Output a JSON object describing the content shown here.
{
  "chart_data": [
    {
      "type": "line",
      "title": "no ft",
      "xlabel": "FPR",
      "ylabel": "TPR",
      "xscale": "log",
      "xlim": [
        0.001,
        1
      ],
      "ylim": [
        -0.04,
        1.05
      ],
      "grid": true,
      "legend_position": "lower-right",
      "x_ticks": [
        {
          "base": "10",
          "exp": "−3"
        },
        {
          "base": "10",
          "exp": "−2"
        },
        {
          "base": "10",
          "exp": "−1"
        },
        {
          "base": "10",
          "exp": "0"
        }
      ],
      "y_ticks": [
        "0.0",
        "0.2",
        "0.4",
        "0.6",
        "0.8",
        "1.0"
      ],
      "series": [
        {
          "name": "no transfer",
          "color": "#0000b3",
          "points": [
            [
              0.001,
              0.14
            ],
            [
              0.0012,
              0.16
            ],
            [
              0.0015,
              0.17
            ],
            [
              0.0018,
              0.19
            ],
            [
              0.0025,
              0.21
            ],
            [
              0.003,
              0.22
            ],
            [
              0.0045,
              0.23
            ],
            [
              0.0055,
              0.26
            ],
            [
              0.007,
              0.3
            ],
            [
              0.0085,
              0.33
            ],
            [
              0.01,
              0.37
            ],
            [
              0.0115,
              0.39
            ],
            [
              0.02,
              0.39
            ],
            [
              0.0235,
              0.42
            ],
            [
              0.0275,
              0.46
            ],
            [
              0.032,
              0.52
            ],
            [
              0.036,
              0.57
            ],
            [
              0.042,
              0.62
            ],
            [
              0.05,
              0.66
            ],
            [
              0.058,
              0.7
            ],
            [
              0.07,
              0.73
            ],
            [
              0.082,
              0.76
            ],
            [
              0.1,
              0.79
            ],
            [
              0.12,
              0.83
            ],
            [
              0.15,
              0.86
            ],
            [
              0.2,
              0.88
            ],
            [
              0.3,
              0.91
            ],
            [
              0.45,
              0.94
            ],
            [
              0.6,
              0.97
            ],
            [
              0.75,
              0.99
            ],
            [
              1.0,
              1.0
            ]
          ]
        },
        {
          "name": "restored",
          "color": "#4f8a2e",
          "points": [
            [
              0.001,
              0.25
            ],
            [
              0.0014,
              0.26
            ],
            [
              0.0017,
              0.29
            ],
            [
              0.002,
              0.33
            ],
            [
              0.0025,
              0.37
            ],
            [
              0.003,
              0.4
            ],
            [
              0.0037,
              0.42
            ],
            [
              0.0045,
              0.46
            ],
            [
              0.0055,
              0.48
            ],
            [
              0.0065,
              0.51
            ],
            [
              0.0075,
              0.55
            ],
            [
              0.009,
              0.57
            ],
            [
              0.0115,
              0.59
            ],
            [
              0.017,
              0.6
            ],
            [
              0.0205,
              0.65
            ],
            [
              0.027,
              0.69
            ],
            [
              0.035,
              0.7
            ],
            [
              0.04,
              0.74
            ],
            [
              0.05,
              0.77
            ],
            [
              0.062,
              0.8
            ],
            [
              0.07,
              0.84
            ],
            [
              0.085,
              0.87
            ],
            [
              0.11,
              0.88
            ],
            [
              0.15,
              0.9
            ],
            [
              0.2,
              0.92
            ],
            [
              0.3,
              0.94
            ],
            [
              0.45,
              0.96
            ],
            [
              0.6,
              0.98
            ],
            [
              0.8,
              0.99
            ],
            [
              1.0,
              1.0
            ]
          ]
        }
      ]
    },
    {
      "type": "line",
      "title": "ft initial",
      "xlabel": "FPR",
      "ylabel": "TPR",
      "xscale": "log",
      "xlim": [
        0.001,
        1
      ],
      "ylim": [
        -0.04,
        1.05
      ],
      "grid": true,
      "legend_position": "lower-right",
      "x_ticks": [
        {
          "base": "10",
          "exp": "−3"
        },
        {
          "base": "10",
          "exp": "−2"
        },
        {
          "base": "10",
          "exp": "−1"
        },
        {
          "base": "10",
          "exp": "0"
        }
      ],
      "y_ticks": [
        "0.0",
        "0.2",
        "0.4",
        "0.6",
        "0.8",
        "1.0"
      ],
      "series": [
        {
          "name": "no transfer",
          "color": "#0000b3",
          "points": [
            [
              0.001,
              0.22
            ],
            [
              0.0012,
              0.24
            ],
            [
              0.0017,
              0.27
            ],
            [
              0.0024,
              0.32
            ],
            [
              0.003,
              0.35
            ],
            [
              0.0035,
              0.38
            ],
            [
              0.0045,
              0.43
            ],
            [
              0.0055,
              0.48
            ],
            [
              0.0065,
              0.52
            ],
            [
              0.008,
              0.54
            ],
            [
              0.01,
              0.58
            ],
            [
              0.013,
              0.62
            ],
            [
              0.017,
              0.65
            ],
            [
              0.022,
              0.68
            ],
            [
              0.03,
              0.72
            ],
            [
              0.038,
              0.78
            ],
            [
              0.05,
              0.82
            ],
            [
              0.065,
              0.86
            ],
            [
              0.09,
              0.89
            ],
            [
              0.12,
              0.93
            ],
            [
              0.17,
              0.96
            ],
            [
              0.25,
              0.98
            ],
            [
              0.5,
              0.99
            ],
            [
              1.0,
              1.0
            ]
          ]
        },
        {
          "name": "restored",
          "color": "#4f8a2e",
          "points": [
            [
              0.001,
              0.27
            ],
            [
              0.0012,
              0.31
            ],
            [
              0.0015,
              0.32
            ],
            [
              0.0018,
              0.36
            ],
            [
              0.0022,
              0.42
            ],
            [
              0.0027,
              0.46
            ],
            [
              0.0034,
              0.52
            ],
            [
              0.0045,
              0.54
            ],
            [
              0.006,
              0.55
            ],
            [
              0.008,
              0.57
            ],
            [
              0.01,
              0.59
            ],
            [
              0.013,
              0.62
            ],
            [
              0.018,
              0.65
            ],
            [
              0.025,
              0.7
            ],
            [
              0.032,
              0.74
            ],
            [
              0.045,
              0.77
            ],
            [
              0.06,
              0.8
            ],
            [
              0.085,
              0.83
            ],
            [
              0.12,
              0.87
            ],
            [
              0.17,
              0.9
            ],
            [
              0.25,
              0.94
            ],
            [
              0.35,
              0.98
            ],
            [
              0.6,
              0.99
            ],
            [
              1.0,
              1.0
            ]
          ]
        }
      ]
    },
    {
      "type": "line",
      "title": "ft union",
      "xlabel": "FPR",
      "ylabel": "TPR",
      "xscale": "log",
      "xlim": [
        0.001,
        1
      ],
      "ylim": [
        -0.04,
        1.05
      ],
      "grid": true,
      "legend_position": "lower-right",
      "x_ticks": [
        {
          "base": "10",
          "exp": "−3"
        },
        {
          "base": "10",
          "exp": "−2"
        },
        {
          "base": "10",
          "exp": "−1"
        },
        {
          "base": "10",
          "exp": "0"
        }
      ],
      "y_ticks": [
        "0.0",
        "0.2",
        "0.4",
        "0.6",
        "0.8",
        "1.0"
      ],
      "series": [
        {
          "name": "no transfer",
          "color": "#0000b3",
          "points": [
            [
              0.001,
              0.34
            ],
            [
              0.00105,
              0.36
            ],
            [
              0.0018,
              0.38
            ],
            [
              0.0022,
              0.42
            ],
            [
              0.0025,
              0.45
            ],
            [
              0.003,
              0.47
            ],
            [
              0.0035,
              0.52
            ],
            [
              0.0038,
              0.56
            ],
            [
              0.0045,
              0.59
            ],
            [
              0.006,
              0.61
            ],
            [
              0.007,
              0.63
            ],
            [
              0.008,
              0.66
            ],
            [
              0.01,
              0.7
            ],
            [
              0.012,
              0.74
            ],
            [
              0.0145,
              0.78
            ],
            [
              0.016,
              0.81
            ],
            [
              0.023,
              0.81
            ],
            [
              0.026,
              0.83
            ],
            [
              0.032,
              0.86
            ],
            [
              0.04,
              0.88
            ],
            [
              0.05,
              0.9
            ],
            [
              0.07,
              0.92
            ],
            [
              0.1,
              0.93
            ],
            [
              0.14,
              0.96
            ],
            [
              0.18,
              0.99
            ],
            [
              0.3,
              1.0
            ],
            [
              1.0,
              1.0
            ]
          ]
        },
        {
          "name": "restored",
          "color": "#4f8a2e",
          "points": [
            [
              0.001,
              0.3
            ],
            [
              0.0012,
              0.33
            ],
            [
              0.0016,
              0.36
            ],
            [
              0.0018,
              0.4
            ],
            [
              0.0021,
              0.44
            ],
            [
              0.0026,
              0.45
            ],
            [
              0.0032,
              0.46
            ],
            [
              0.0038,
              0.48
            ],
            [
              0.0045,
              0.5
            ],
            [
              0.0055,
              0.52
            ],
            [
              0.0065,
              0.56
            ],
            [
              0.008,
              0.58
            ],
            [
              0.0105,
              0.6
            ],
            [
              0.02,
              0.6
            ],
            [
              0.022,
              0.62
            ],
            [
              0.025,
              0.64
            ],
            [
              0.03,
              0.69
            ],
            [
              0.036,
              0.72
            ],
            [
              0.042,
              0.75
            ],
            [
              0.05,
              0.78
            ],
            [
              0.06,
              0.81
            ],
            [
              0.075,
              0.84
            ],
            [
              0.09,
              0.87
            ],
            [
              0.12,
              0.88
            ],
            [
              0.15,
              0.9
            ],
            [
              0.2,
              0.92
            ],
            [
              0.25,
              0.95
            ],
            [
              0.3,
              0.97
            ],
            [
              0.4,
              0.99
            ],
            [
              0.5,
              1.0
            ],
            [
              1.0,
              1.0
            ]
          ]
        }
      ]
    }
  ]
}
• • •
### Description of the task
Filter the entries down to the lines containing "title". Copy each of those lines.

### In response
      "title": "no ft",
      "title": "ft initial",
      "title": "ft union",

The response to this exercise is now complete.